Swap "index-term" for "index-headword" in the records from their first line through the line containing "index-entry xyxy=(712,682,1172,728)", and reproduce only those lines with nothing else altered.
--- START OF Exercise data ---
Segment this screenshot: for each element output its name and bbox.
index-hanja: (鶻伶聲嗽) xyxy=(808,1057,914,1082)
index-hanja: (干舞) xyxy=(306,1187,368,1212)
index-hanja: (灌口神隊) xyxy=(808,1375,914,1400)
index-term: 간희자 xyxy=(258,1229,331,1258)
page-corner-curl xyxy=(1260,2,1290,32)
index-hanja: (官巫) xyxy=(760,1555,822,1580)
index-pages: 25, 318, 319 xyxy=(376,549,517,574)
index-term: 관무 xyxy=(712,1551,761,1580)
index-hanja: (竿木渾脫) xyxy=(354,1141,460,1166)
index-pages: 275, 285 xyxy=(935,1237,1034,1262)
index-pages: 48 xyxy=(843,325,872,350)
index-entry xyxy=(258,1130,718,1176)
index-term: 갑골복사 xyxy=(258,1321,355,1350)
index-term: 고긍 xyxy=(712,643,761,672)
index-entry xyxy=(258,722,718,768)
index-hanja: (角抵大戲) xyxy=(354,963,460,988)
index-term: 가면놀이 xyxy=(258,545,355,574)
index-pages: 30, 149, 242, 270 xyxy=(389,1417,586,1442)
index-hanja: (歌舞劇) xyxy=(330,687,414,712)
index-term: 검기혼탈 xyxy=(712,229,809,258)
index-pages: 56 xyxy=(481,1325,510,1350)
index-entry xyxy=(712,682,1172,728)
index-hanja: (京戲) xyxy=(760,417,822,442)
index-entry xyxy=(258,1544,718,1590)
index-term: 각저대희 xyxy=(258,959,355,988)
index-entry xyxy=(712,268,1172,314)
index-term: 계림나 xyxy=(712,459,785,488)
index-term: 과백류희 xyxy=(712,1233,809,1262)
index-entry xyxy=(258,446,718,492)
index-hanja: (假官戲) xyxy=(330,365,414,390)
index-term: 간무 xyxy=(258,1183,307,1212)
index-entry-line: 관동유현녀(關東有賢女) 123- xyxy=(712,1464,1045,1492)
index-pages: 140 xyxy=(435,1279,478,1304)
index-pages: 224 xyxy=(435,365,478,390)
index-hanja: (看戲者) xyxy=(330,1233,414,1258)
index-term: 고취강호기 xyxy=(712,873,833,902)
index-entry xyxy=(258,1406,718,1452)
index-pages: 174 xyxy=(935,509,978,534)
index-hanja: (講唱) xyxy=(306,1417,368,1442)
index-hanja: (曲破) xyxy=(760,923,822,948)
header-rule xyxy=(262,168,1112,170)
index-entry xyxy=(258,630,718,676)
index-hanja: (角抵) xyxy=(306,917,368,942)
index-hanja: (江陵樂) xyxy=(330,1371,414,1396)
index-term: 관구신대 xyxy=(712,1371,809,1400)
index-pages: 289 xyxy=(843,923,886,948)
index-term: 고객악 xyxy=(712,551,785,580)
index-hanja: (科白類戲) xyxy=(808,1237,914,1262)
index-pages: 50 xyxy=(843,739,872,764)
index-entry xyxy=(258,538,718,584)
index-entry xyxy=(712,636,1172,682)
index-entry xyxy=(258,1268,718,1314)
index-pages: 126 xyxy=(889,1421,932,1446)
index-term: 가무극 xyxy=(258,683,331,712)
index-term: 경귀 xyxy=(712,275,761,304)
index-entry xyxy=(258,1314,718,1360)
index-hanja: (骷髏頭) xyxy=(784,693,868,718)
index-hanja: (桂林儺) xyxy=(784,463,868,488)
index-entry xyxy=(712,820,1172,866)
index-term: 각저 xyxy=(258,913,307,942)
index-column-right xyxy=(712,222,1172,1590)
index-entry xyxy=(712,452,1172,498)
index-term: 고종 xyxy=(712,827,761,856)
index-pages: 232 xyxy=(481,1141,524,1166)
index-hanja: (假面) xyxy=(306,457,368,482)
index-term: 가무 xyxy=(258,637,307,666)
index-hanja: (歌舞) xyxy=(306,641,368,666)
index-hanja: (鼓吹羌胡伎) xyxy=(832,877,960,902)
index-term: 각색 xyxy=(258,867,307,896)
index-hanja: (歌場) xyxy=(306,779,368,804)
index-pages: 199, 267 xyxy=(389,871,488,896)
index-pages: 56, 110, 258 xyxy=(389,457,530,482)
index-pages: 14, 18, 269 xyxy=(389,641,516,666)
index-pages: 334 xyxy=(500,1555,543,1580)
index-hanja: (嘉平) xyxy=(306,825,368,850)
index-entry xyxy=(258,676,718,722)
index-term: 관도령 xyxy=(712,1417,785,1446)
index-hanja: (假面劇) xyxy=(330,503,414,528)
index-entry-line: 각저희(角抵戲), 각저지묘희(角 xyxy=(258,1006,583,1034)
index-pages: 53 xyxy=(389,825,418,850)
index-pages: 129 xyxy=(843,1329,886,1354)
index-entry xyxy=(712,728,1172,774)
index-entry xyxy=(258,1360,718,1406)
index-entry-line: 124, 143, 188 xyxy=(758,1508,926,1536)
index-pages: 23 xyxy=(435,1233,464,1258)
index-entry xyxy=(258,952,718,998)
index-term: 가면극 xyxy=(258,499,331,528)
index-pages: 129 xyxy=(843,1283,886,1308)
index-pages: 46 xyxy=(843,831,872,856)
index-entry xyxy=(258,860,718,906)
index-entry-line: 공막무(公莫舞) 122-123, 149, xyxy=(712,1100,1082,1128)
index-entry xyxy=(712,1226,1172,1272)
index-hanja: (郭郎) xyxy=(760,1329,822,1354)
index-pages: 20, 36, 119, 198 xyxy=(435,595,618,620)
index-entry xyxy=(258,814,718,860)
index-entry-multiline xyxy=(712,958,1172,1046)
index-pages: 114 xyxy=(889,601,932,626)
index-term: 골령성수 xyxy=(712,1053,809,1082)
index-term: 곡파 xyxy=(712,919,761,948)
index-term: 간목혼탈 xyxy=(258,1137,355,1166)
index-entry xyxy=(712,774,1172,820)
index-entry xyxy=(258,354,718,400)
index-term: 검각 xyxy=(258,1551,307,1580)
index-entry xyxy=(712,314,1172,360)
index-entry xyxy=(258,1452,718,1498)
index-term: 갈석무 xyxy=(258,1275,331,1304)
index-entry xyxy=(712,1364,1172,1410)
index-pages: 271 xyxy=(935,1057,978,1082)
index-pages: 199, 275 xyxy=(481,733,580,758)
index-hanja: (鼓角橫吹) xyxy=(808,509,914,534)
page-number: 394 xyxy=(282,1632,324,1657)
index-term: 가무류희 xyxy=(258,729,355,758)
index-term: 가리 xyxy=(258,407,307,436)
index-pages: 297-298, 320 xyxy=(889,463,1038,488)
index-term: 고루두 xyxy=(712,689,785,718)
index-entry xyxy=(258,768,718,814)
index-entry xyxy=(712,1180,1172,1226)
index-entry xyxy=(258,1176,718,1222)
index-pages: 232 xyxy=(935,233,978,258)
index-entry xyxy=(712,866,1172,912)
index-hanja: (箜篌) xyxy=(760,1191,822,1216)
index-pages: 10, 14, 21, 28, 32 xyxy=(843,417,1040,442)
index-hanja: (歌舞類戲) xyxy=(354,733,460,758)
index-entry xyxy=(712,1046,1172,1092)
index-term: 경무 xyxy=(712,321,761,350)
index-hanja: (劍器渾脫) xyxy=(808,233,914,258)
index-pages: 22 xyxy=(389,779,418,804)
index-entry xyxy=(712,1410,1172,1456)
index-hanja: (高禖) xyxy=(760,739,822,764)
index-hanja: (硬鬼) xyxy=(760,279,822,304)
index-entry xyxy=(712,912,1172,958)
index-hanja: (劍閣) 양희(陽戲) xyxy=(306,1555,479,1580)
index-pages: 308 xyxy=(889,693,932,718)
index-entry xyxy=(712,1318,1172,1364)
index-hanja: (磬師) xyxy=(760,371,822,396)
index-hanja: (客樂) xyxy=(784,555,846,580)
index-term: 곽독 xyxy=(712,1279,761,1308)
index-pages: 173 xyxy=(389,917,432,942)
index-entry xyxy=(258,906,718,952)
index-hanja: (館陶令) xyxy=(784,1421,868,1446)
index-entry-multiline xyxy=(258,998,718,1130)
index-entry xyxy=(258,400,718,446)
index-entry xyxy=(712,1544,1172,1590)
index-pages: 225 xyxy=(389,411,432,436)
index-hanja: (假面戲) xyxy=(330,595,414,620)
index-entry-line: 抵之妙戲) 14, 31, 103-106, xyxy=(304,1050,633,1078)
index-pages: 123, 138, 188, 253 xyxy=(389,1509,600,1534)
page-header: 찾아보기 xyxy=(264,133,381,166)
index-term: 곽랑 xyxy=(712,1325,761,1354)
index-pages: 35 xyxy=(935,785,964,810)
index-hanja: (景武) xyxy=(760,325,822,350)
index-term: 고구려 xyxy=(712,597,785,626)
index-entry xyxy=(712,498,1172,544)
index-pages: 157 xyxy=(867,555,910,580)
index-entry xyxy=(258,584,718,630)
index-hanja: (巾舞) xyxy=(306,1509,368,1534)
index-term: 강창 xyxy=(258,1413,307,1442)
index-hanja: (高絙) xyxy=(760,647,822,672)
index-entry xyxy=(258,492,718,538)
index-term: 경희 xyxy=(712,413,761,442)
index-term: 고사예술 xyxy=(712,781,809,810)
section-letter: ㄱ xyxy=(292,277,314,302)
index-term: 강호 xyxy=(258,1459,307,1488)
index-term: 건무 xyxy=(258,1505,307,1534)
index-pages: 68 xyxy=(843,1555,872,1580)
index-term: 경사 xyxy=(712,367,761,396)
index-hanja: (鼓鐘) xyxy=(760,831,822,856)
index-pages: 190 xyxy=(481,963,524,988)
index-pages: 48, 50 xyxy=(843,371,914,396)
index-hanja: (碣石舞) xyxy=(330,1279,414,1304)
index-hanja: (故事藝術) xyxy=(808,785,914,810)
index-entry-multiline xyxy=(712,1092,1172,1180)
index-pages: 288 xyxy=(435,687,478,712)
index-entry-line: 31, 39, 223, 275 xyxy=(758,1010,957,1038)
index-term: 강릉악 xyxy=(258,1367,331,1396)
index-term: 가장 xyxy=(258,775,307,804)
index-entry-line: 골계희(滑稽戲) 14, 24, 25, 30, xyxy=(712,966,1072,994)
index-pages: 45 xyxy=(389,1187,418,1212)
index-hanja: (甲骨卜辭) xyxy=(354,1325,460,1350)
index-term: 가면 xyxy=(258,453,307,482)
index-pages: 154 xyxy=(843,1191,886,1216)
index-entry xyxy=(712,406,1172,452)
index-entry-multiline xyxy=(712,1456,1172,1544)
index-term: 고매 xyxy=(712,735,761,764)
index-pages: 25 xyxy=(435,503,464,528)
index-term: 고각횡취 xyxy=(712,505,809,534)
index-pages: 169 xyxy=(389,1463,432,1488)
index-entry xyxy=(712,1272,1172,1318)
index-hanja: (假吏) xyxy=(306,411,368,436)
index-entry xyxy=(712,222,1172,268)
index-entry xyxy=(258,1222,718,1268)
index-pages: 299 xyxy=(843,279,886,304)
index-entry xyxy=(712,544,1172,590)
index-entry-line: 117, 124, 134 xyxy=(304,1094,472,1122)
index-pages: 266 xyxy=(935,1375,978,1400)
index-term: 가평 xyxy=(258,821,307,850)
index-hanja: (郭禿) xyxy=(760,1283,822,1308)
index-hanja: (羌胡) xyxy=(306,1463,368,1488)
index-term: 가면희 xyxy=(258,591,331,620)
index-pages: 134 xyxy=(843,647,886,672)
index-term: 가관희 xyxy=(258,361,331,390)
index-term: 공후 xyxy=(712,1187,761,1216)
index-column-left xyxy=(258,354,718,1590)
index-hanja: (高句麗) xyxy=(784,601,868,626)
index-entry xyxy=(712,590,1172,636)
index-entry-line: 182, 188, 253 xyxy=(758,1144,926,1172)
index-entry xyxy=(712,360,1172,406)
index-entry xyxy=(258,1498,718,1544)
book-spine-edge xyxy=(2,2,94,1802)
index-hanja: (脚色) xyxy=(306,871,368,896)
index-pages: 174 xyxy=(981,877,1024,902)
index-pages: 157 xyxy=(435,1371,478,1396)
--- END OF Exercise data ---
Problem solution
Segment this screenshot: for each element output its name and bbox.
index-hanja: (鶻伶聲嗽) xyxy=(808,1057,914,1082)
index-hanja: (干舞) xyxy=(306,1187,368,1212)
index-hanja: (灌口神隊) xyxy=(808,1375,914,1400)
index-headword: 간희자 xyxy=(258,1229,331,1258)
page-corner-curl xyxy=(1260,2,1290,32)
index-hanja: (官巫) xyxy=(760,1555,822,1580)
index-pages: 25, 318, 319 xyxy=(376,549,517,574)
index-headword: 관무 xyxy=(712,1551,761,1580)
index-hanja: (竿木渾脫) xyxy=(354,1141,460,1166)
index-pages: 275, 285 xyxy=(935,1237,1034,1262)
index-pages: 48 xyxy=(843,325,872,350)
index-entry xyxy=(258,1130,718,1176)
index-headword: 갑골복사 xyxy=(258,1321,355,1350)
index-headword: 고긍 xyxy=(712,643,761,672)
index-entry xyxy=(258,722,718,768)
index-hanja: (角抵大戲) xyxy=(354,963,460,988)
index-headword: 가면놀이 xyxy=(258,545,355,574)
index-pages: 30, 149, 242, 270 xyxy=(389,1417,586,1442)
index-hanja: (歌舞劇) xyxy=(330,687,414,712)
index-headword: 검기혼탈 xyxy=(712,229,809,258)
index-pages: 56 xyxy=(481,1325,510,1350)
index-entry xyxy=(712,682,1172,728)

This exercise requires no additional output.